### Required work
(a) Which companies does the article on Web Monetization identify as being involved in the proposal?
(b) Write the next part of the article on Web Monetization, beginning after its final sentence.

### Text
^^^^

Web Monetization debunked.
Over the last few years, grifters have been preying on naive content creators through the Web Monetization proposal. The companies involved are Coil, Ripple, and the Interledger foundation, while Mozilla and Creative Commons seem to have fallen for Coil’s marketing material and became unwitting accomplices. Web Monetization is presented as an “open” and “fair” protocol for micropayments on the web. The idea being that, when browsing a website, you send tiny payments to said website, rather than watching ads. A cursory technical evaluation reveals that if that were truly the intention, it is an abysmal failure. Instead, it has all the hallmarks of a pyramid scheme, where its proponents attempt to sell a made-up currency they created themselves for real FIAT currencies, specifically US dollars, while at the same time forcing a more favorable exchange rate. Because of the lackluster design as a payment system, wide adoption of Web Monetization could have disastrous consequences on our society.
Let’s get into the details.

^^^^

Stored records
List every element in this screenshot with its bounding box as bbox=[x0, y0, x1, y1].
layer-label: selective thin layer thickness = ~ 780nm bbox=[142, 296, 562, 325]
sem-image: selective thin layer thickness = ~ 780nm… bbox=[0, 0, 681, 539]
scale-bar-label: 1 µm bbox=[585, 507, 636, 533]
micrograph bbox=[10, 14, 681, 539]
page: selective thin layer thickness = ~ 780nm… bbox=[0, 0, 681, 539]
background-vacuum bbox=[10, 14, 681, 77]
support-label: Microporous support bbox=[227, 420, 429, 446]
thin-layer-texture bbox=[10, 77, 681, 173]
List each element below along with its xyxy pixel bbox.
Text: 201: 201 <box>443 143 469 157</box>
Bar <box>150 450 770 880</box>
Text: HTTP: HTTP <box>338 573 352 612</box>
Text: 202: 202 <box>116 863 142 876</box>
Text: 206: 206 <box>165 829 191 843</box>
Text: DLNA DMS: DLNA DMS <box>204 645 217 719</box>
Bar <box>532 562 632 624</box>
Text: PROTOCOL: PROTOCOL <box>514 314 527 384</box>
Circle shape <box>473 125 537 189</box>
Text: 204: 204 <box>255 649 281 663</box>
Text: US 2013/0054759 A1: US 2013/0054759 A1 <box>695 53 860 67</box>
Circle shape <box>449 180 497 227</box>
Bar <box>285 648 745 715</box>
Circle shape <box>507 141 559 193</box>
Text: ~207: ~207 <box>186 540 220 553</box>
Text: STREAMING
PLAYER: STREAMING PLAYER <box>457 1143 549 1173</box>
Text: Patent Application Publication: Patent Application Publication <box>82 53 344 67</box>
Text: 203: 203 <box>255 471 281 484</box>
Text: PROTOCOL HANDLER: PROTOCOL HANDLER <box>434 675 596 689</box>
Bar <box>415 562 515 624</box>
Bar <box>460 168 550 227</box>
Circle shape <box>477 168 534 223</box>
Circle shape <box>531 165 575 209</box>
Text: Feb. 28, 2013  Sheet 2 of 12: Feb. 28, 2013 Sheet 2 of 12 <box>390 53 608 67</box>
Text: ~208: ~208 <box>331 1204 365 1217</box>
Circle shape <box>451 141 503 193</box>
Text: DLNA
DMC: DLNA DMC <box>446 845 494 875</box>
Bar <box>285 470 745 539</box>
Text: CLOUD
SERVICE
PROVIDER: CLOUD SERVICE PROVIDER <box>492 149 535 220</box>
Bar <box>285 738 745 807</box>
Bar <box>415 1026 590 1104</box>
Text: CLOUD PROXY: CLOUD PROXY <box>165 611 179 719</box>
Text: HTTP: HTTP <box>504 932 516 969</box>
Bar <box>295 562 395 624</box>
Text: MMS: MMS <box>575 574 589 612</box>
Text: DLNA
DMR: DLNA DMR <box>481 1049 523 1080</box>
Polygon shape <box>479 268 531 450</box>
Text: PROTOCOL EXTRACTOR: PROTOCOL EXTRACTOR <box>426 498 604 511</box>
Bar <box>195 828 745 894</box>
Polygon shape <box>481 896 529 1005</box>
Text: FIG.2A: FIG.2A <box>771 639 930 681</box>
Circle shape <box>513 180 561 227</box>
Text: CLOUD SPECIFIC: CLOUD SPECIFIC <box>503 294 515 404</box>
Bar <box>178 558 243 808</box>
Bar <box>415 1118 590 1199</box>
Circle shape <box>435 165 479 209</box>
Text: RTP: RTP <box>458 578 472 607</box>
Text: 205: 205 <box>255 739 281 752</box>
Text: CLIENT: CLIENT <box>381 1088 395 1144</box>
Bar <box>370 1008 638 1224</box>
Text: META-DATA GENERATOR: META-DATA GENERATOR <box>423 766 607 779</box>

^^^^

### Results for the exercise
(a) Coil, Ripple, and the Interledger foundation.

(b)
Shortcomings
Web Monetization is woefully underspecified in many places. That is not acceptable for a payment protocol. I believe this to be intentional, as some of the unspecified elements involve complex problems, core reasons why micropayments don’t exist yet. Interested readers who are unfamiliar with the subject can easily miss such omissions. They would only notice the well-specified bits of the proposal, which are typically easy problems to solve, thus making the proposal seem much better than it is.
When such issues come up, proponents of Web Monetization refer to vague future technology that is not part of the spec. They might as well hire a shaman to cast a spell on the specification, for all the technical validity such an argument has.
This is a fairly common strategy in “new technology” scams. It was already used by more-or-less the same grifters in earlier scams, the XRP Ledger and Interledger, among others. More about those in the appendices.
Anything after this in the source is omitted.